▸ Your task
Below is a listing; write it out exactly and drop any images from it.

▸ Given entries
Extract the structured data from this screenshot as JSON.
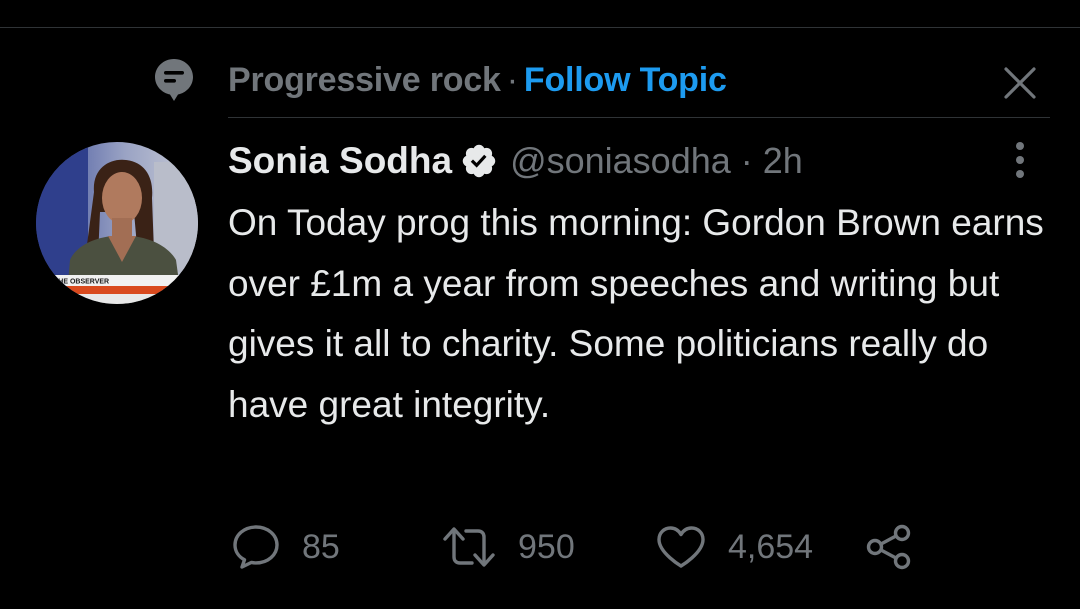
{
  "topic": {
    "name": "Progressive rock",
    "separator": "·",
    "follow_label": "Follow Topic"
  },
  "tweet": {
    "display_name": "Sonia Sodha",
    "handle": "@soniasodha",
    "separator": "·",
    "time": "2h",
    "text": "On Today prog this morning: Gordon Brown earns over £1m a year from speeches and writing but gives it all to charity. Some politicians really do have great integrity.",
    "avatar_caption": "THE OBSERVER",
    "verified": true
  },
  "actions": {
    "replies": "85",
    "retweets": "950",
    "likes": "4,654"
  },
  "icons": {
    "topic": "topic-icon",
    "close": "close-icon",
    "verified": "verified-badge-icon",
    "more": "more-vertical-icon",
    "reply": "reply-icon",
    "retweet": "retweet-icon",
    "like": "heart-icon",
    "share": "share-icon"
  },
  "colors": {
    "background": "#000000",
    "text_primary": "#e7e9ea",
    "text_secondary": "#71767b",
    "accent": "#1d9bf0",
    "divider": "#2f3336"
  }
}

▸ Reply to the task
Extract the structured data from this screenshot as JSON.
{
  "topic": {
    "name": "Progressive rock",
    "separator": "·",
    "follow_label": "Follow Topic"
  },
  "tweet": {
    "display_name": "Sonia Sodha",
    "handle": "@soniasodha",
    "separator": "·",
    "time": "2h",
    "text": "On Today prog this morning: Gordon Brown earns over £1m a year from speeches and writing but gives it all to charity. Some politicians really do have great integrity.",
    "avatar_caption": "THE OBSERVER",
    "verified": true
  },
  "actions": {
    "replies": "85",
    "retweets": "950",
    "likes": "4,654"
  },
  "icons": {
    "topic": "topic-icon",
    "close": "close-icon",
    "verified": "verified-badge-icon",
    "more": "more-vertical-icon",
    "reply": "reply-icon",
    "retweet": "retweet-icon",
    "like": "heart-icon",
    "share": "share-icon"
  },
  "colors": {
    "background": "#000000",
    "text_primary": "#e7e9ea",
    "text_secondary": "#71767b",
    "accent": "#1d9bf0",
    "divider": "#2f3336"
  }
}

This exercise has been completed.